Report the number of lines in the entries below that include the word "Thanksgiving", and nothing else.

### [RECORDS FOR PROCESSING]
- - - - -
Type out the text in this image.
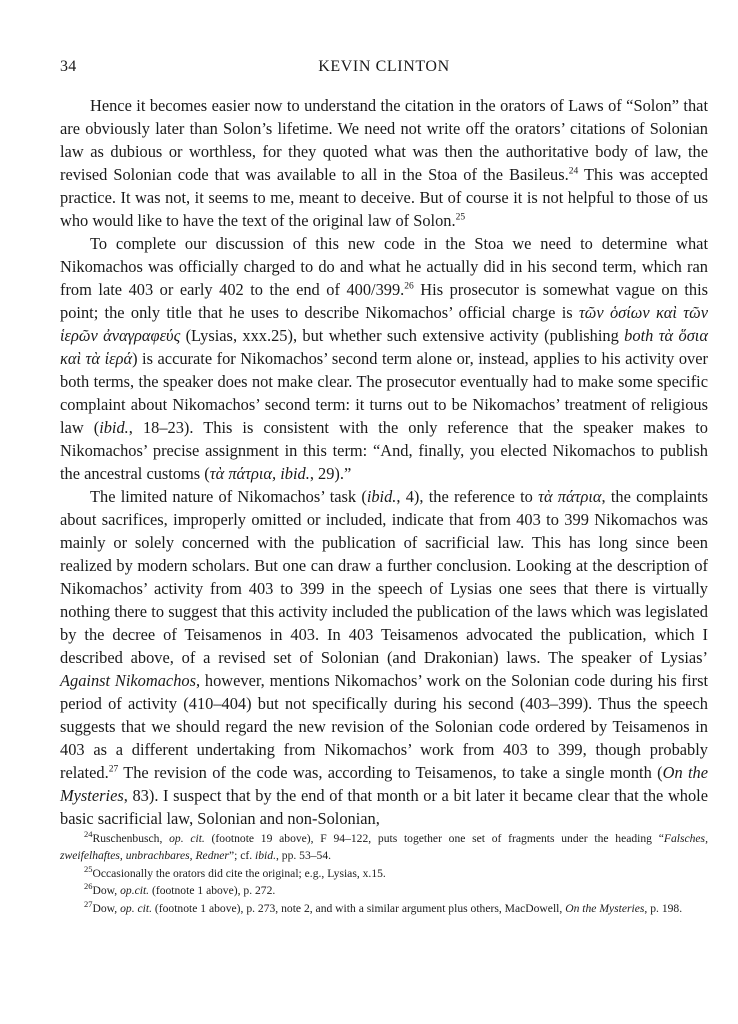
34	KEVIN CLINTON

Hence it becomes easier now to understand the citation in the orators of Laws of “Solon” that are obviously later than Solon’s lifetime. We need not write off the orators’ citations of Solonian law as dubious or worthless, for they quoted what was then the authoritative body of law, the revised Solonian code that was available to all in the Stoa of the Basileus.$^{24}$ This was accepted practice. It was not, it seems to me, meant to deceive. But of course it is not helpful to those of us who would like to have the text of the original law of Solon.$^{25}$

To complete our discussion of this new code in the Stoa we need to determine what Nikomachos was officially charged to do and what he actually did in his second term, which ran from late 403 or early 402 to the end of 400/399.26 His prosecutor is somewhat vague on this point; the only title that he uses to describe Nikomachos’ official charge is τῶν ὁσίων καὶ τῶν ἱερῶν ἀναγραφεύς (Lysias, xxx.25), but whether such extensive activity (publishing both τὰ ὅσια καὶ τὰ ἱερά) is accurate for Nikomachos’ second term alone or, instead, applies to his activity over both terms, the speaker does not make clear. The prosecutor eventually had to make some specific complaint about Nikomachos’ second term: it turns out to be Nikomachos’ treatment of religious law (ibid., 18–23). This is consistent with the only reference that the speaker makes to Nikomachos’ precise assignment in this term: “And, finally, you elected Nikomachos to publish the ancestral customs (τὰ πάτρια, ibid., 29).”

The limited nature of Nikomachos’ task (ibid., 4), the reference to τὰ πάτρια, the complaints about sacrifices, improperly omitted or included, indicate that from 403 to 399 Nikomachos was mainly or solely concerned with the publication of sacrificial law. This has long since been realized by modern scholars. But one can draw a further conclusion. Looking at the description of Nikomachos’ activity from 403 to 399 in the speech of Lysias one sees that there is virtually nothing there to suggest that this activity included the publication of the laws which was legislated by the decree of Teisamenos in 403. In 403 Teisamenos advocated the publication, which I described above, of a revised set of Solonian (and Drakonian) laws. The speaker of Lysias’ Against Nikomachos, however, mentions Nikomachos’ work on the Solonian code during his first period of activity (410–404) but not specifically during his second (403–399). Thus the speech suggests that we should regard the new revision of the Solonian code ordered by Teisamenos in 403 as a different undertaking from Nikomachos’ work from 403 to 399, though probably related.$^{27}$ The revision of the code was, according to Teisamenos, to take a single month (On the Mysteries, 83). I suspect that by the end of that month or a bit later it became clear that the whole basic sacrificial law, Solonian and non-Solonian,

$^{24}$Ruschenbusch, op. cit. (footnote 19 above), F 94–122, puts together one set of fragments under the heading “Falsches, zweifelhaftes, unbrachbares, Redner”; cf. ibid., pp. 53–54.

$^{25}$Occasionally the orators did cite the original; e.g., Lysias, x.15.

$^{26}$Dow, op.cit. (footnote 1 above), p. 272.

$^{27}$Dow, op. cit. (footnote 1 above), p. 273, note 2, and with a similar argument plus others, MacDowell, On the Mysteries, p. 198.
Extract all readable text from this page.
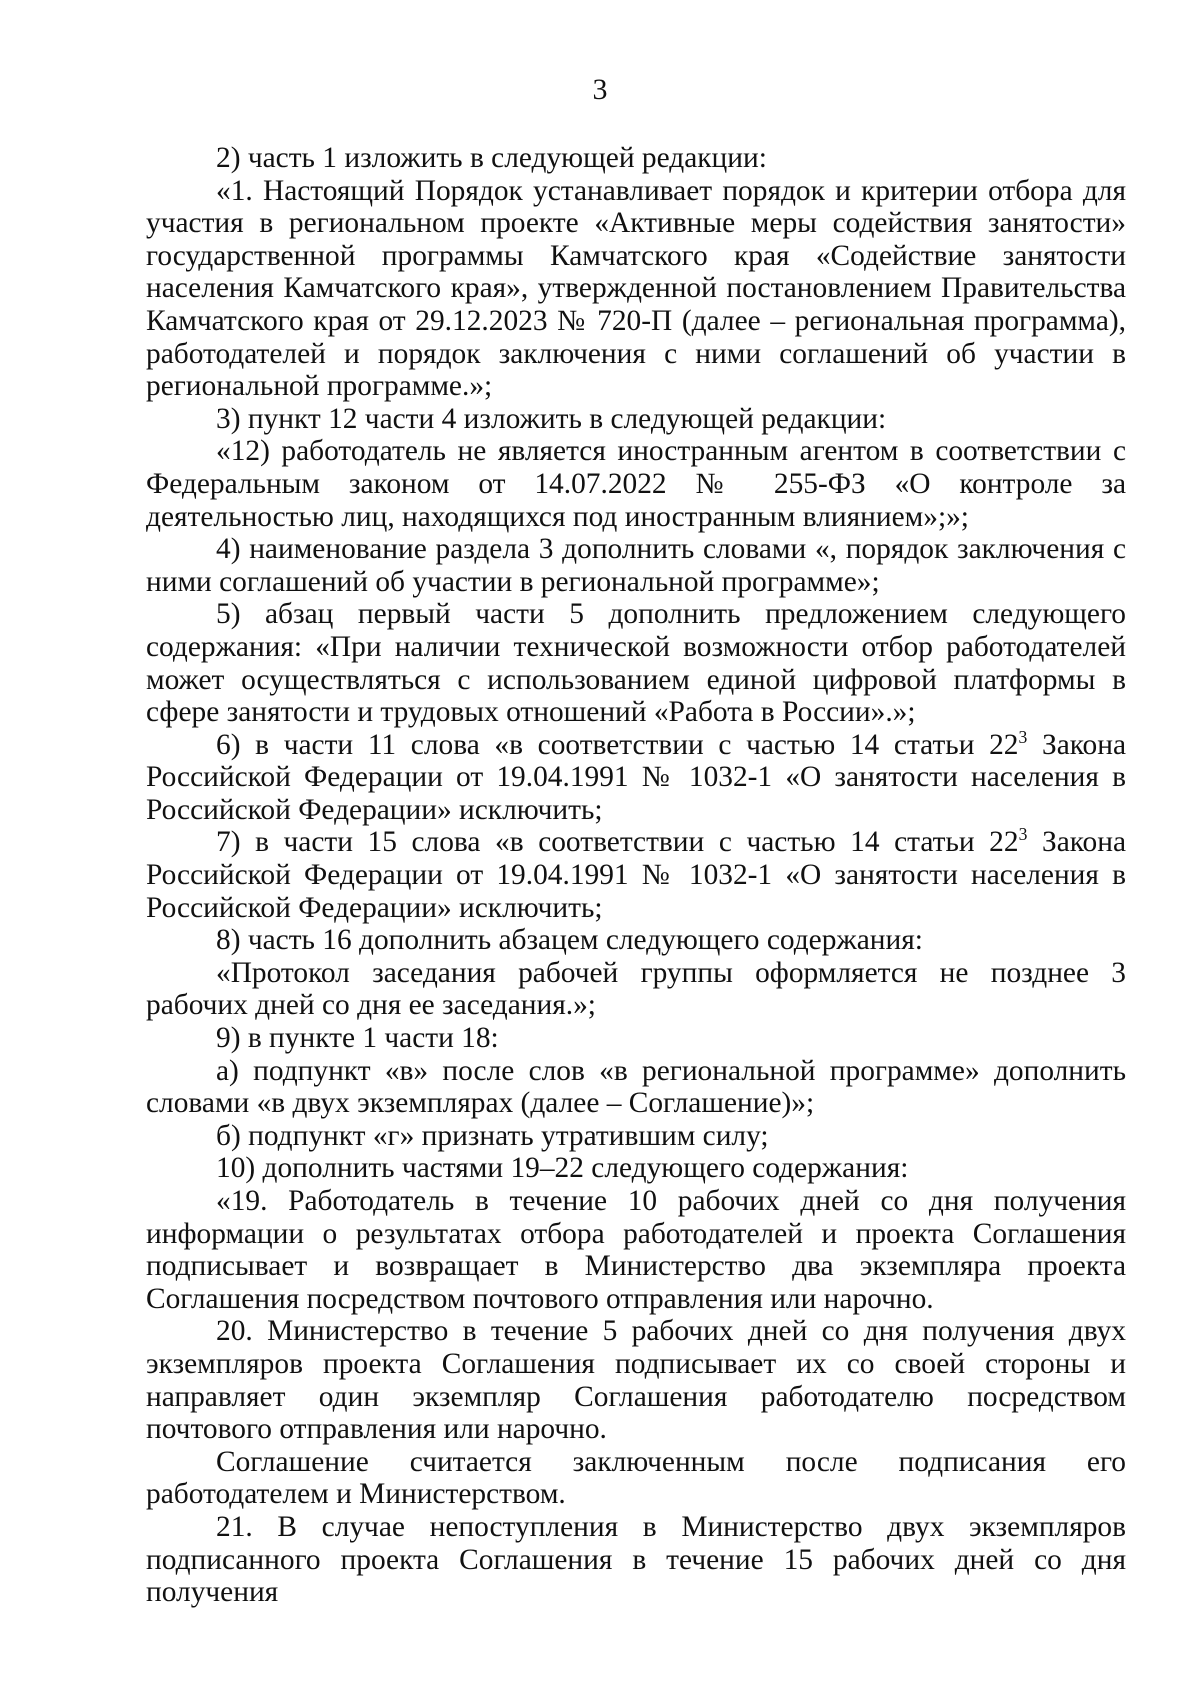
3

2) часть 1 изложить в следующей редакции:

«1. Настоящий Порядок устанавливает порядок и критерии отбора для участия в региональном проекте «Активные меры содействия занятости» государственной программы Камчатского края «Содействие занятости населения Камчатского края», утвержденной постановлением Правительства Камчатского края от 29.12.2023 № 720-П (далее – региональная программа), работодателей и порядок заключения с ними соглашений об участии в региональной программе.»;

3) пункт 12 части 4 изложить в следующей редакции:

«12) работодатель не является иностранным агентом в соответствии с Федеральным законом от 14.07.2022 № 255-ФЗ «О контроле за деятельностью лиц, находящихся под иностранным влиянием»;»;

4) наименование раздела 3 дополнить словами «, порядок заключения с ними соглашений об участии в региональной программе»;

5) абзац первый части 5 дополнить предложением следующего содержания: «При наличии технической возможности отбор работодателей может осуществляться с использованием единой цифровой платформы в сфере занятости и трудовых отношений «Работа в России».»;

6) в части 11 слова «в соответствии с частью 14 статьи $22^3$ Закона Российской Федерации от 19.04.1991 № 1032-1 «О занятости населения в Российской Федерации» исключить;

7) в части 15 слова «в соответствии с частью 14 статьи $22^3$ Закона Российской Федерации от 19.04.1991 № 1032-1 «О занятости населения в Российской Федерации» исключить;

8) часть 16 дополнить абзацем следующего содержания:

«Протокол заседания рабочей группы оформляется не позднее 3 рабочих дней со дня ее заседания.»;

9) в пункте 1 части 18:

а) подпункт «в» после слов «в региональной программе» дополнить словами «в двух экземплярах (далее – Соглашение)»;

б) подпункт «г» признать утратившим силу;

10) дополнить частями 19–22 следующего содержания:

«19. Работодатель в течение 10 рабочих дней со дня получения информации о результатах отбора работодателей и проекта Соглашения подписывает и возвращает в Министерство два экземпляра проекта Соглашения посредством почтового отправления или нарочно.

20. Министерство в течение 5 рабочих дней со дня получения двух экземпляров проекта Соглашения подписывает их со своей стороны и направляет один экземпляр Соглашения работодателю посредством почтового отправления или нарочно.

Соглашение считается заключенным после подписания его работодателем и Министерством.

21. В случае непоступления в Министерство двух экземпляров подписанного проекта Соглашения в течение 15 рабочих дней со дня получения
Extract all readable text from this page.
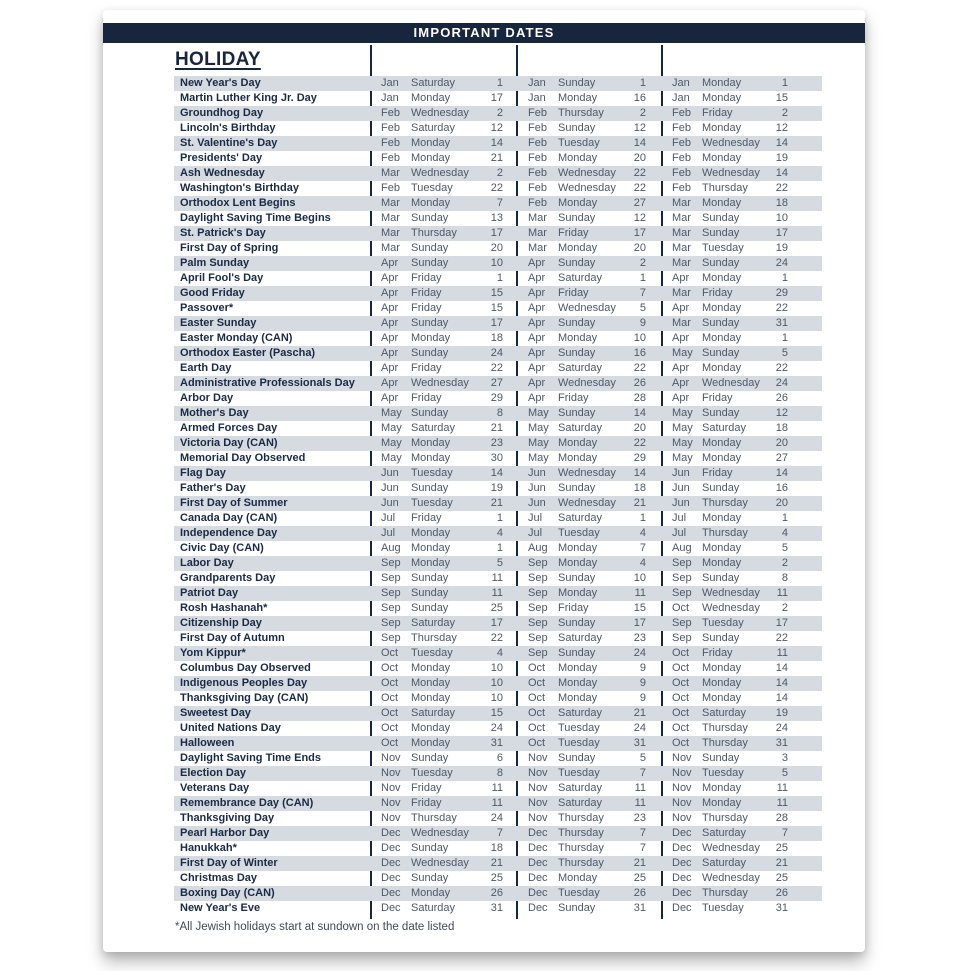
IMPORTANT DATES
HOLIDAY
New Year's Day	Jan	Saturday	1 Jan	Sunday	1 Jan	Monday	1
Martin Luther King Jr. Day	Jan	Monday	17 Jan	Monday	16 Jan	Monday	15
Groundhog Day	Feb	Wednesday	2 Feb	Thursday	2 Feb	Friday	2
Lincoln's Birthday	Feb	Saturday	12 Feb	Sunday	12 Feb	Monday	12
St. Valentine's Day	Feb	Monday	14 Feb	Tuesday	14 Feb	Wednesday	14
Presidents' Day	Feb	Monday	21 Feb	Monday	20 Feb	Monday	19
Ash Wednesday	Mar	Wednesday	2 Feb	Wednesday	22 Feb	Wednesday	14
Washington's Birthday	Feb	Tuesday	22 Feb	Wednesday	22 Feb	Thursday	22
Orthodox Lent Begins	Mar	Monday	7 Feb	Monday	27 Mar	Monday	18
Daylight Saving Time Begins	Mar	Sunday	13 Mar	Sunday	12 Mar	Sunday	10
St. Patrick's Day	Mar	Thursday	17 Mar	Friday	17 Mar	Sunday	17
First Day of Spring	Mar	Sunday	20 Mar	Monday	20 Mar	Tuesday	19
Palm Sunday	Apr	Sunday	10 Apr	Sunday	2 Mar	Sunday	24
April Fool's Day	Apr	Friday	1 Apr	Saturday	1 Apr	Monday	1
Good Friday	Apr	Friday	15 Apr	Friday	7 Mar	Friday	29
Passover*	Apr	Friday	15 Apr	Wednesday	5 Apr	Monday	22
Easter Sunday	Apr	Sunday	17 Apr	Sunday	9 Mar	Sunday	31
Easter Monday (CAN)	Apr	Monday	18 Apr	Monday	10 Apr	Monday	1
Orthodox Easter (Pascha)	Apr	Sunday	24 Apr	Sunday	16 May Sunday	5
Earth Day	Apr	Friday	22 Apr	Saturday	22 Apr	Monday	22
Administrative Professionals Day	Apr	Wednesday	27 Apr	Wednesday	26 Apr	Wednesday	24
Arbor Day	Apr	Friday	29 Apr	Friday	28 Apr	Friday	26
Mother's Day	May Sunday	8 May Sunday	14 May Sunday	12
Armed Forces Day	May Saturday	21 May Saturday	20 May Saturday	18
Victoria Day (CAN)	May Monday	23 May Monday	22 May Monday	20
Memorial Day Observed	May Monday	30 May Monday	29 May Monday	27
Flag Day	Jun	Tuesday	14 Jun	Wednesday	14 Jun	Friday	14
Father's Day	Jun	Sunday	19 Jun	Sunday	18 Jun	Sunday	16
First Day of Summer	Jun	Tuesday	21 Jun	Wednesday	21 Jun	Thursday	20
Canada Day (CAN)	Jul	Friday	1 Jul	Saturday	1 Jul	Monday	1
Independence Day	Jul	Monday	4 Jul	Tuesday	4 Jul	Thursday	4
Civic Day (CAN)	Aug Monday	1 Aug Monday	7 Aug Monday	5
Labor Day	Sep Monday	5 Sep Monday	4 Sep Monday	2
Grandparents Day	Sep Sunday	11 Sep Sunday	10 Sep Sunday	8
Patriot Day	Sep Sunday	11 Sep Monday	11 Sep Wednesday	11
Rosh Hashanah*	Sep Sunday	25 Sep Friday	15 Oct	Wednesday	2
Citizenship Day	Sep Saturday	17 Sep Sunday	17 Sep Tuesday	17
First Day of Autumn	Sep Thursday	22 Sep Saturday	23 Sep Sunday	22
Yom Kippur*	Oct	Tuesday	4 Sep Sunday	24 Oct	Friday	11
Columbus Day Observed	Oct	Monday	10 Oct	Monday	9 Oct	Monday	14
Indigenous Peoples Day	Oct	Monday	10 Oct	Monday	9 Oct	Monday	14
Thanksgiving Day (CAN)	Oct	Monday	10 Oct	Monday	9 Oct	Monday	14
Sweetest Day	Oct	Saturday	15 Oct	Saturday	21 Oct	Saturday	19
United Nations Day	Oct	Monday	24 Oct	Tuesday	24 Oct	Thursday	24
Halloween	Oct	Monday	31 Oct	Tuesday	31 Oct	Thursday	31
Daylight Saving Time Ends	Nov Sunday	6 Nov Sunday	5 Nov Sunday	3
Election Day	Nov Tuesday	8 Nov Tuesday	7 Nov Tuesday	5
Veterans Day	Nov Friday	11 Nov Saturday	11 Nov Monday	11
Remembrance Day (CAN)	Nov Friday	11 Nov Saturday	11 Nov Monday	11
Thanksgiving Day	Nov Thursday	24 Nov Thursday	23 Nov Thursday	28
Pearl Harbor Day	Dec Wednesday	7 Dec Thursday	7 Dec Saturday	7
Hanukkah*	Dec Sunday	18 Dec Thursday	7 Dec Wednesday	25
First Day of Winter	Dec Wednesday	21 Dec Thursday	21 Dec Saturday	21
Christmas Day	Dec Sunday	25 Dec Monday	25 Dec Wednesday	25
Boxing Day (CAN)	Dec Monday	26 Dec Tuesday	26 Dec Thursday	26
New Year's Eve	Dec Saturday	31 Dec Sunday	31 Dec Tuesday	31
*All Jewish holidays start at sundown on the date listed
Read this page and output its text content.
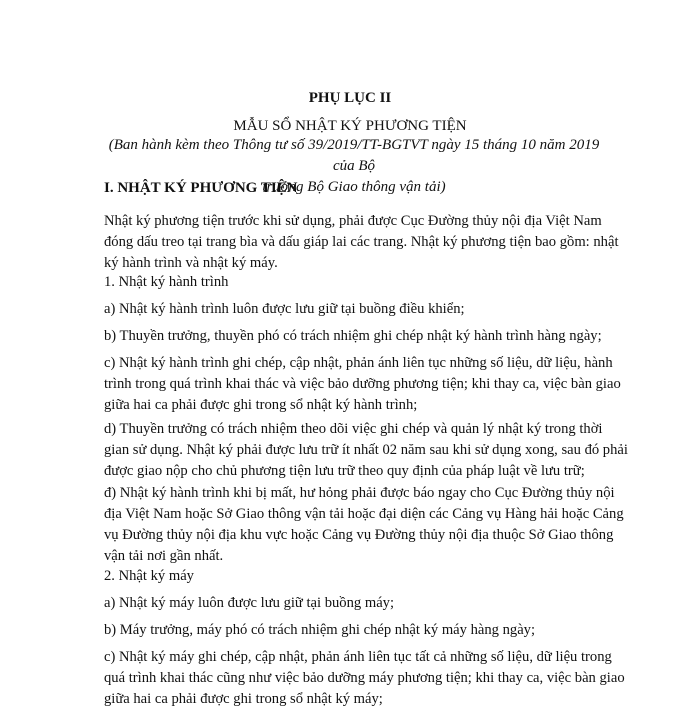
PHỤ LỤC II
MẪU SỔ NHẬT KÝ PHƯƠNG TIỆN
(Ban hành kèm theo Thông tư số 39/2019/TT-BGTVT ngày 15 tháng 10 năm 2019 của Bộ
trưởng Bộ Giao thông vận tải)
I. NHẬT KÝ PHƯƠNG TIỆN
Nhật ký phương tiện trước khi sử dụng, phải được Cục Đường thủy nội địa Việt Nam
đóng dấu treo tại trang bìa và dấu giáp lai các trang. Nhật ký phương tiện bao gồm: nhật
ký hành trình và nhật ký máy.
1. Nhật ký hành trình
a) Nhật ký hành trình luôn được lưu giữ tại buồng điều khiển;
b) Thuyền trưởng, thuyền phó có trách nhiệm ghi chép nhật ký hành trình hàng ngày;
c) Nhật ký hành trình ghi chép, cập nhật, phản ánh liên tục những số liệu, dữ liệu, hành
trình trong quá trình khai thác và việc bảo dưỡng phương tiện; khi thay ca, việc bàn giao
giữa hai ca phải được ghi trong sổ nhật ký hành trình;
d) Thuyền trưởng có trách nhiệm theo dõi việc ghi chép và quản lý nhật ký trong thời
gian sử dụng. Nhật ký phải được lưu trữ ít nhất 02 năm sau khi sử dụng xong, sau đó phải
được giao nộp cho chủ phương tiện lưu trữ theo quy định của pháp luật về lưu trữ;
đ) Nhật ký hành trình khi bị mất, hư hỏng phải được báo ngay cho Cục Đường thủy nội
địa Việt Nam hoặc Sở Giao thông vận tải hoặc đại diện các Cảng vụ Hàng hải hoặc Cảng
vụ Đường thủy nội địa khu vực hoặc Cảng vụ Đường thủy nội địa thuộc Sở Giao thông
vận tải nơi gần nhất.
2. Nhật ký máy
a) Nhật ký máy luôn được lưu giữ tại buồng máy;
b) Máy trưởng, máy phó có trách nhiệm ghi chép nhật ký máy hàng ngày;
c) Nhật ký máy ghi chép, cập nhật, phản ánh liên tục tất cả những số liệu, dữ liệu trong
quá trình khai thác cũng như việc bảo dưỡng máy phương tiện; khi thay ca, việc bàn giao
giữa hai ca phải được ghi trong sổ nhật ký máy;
- - - - -
### [THE RESULT]
2